----- Record excerpts

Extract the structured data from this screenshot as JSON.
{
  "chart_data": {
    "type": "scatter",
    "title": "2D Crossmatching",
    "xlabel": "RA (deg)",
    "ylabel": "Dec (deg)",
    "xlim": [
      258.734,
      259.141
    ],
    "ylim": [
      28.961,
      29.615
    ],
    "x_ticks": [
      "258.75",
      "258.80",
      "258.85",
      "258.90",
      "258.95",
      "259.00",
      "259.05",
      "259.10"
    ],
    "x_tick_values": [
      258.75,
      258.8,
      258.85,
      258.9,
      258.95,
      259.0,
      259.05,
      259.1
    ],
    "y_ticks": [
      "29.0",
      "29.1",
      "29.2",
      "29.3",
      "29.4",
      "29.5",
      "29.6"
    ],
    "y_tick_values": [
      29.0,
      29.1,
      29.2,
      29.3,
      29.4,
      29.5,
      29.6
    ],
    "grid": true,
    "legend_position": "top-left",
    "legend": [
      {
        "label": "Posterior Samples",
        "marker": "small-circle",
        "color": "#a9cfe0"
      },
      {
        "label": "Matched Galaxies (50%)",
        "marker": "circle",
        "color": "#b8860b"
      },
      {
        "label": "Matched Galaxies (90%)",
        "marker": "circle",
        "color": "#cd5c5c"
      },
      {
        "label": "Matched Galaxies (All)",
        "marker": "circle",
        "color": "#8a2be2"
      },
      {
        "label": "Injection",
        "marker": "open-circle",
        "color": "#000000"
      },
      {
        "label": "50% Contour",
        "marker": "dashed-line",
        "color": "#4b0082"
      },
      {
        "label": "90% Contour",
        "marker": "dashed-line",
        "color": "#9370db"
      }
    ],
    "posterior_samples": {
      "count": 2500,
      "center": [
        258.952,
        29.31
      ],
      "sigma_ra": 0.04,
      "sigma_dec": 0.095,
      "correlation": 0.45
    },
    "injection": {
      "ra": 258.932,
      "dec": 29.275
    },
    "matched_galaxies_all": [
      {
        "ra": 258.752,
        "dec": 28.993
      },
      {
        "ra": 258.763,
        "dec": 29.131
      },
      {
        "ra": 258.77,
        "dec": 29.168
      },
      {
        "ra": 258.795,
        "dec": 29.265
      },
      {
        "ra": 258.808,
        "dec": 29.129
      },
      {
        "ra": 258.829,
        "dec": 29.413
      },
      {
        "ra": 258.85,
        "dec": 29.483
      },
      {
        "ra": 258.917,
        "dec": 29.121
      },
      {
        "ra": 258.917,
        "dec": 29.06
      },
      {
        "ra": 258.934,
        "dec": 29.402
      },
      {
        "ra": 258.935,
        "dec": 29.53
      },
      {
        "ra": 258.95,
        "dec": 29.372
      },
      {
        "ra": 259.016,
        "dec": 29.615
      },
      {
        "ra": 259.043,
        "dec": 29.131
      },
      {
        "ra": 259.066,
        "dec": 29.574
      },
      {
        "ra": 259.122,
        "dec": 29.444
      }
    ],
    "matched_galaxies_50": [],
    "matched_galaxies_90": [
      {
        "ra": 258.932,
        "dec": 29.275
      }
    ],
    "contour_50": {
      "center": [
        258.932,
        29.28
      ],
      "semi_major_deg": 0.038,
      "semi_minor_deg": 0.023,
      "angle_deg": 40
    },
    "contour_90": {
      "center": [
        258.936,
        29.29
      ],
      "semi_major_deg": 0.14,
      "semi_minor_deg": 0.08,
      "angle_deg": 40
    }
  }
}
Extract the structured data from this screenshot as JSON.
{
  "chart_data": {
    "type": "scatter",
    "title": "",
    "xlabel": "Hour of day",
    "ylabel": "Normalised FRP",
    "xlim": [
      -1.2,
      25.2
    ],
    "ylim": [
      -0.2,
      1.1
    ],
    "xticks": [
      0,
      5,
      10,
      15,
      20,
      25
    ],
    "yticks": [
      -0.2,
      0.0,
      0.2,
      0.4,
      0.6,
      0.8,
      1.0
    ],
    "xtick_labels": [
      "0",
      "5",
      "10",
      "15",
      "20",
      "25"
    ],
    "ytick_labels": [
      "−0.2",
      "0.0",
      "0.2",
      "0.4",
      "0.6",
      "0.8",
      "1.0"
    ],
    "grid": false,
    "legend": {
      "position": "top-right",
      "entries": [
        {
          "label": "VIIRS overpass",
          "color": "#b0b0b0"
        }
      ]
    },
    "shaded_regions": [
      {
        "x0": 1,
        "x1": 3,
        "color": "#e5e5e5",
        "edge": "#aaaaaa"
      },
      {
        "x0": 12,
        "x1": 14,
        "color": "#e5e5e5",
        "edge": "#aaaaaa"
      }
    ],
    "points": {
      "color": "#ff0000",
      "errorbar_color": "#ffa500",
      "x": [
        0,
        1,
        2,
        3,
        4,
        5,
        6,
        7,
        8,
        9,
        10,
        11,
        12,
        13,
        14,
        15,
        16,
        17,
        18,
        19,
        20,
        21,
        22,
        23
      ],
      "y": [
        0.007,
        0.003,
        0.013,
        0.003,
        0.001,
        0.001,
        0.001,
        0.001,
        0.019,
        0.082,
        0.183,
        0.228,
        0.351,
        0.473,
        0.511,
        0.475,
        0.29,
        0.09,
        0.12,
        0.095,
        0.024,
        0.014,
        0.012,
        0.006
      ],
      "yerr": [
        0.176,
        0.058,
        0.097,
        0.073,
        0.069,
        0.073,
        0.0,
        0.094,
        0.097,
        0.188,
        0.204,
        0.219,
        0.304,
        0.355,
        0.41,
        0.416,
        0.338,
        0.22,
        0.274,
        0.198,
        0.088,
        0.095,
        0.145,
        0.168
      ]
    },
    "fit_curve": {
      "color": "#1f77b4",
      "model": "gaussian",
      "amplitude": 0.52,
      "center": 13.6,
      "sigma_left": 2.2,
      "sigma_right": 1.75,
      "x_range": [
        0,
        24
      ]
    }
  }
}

----------

## Problem description
Repeat every line of the records above exactly.

## Exercise answer
Extract the structured data from this screenshot as JSON.
{
  "chart_data": {
    "type": "scatter",
    "title": "2D Crossmatching",
    "xlabel": "RA (deg)",
    "ylabel": "Dec (deg)",
    "xlim": [
      258.734,
      259.141
    ],
    "ylim": [
      28.961,
      29.615
    ],
    "x_ticks": [
      "258.75",
      "258.80",
      "258.85",
      "258.90",
      "258.95",
      "259.00",
      "259.05",
      "259.10"
    ],
    "x_tick_values": [
      258.75,
      258.8,
      258.85,
      258.9,
      258.95,
      259.0,
      259.05,
      259.1
    ],
    "y_ticks": [
      "29.0",
      "29.1",
      "29.2",
      "29.3",
      "29.4",
      "29.5",
      "29.6"
    ],
    "y_tick_values": [
      29.0,
      29.1,
      29.2,
      29.3,
      29.4,
      29.5,
      29.6
    ],
    "grid": true,
    "legend_position": "top-left",
    "legend": [
      {
        "label": "Posterior Samples",
        "marker": "small-circle",
        "color": "#a9cfe0"
      },
      {
        "label": "Matched Galaxies (50%)",
        "marker": "circle",
        "color": "#b8860b"
      },
      {
        "label": "Matched Galaxies (90%)",
        "marker": "circle",
        "color": "#cd5c5c"
      },
      {
        "label": "Matched Galaxies (All)",
        "marker": "circle",
        "color": "#8a2be2"
      },
      {
        "label": "Injection",
        "marker": "open-circle",
        "color": "#000000"
      },
      {
        "label": "50% Contour",
        "marker": "dashed-line",
        "color": "#4b0082"
      },
      {
        "label": "90% Contour",
        "marker": "dashed-line",
        "color": "#9370db"
      }
    ],
    "posterior_samples": {
      "count": 2500,
      "center": [
        258.952,
        29.31
      ],
      "sigma_ra": 0.04,
      "sigma_dec": 0.095,
      "correlation": 0.45
    },
    "injection": {
      "ra": 258.932,
      "dec": 29.275
    },
    "matched_galaxies_all": [
      {
        "ra": 258.752,
        "dec": 28.993
      },
      {
        "ra": 258.763,
        "dec": 29.131
      },
      {
        "ra": 258.77,
        "dec": 29.168
      },
      {
        "ra": 258.795,
        "dec": 29.265
      },
      {
        "ra": 258.808,
        "dec": 29.129
      },
      {
        "ra": 258.829,
        "dec": 29.413
      },
      {
        "ra": 258.85,
        "dec": 29.483
      },
      {
        "ra": 258.917,
        "dec": 29.121
      },
      {
        "ra": 258.917,
        "dec": 29.06
      },
      {
        "ra": 258.934,
        "dec": 29.402
      },
      {
        "ra": 258.935,
        "dec": 29.53
      },
      {
        "ra": 258.95,
        "dec": 29.372
      },
      {
        "ra": 259.016,
        "dec": 29.615
      },
      {
        "ra": 259.043,
        "dec": 29.131
      },
      {
        "ra": 259.066,
        "dec": 29.574
      },
      {
        "ra": 259.122,
        "dec": 29.444
      }
    ],
    "matched_galaxies_50": [],
    "matched_galaxies_90": [
      {
        "ra": 258.932,
        "dec": 29.275
      }
    ],
    "contour_50": {
      "center": [
        258.932,
        29.28
      ],
      "semi_major_deg": 0.038,
      "semi_minor_deg": 0.023,
      "angle_deg": 40
    },
    "contour_90": {
      "center": [
        258.936,
        29.29
      ],
      "semi_major_deg": 0.14,
      "semi_minor_deg": 0.08,
      "angle_deg": 40
    }
  }
}
Extract the structured data from this screenshot as JSON.
{
  "chart_data": {
    "type": "scatter",
    "title": "",
    "xlabel": "Hour of day",
    "ylabel": "Normalised FRP",
    "xlim": [
      -1.2,
      25.2
    ],
    "ylim": [
      -0.2,
      1.1
    ],
    "xticks": [
      0,
      5,
      10,
      15,
      20,
      25
    ],
    "yticks": [
      -0.2,
      0.0,
      0.2,
      0.4,
      0.6,
      0.8,
      1.0
    ],
    "xtick_labels": [
      "0",
      "5",
      "10",
      "15",
      "20",
      "25"
    ],
    "ytick_labels": [
      "−0.2",
      "0.0",
      "0.2",
      "0.4",
      "0.6",
      "0.8",
      "1.0"
    ],
    "grid": false,
    "legend": {
      "position": "top-right",
      "entries": [
        {
          "label": "VIIRS overpass",
          "color": "#b0b0b0"
        }
      ]
    },
    "shaded_regions": [
      {
        "x0": 1,
        "x1": 3,
        "color": "#e5e5e5",
        "edge": "#aaaaaa"
      },
      {
        "x0": 12,
        "x1": 14,
        "color": "#e5e5e5",
        "edge": "#aaaaaa"
      }
    ],
    "points": {
      "color": "#ff0000",
      "errorbar_color": "#ffa500",
      "x": [
        0,
        1,
        2,
        3,
        4,
        5,
        6,
        7,
        8,
        9,
        10,
        11,
        12,
        13,
        14,
        15,
        16,
        17,
        18,
        19,
        20,
        21,
        22,
        23
      ],
      "y": [
        0.007,
        0.003,
        0.013,
        0.003,
        0.001,
        0.001,
        0.001,
        0.001,
        0.019,
        0.082,
        0.183,
        0.228,
        0.351,
        0.473,
        0.511,
        0.475,
        0.29,
        0.09,
        0.12,
        0.095,
        0.024,
        0.014,
        0.012,
        0.006
      ],
      "yerr": [
        0.176,
        0.058,
        0.097,
        0.073,
        0.069,
        0.073,
        0.0,
        0.094,
        0.097,
        0.188,
        0.204,
        0.219,
        0.304,
        0.355,
        0.41,
        0.416,
        0.338,
        0.22,
        0.274,
        0.198,
        0.088,
        0.095,
        0.145,
        0.168
      ]
    },
    "fit_curve": {
      "color": "#1f77b4",
      "model": "gaussian",
      "amplitude": 0.52,
      "center": 13.6,
      "sigma_left": 2.2,
      "sigma_right": 1.75,
      "x_range": [
        0,
        24
      ]
    }
  }
}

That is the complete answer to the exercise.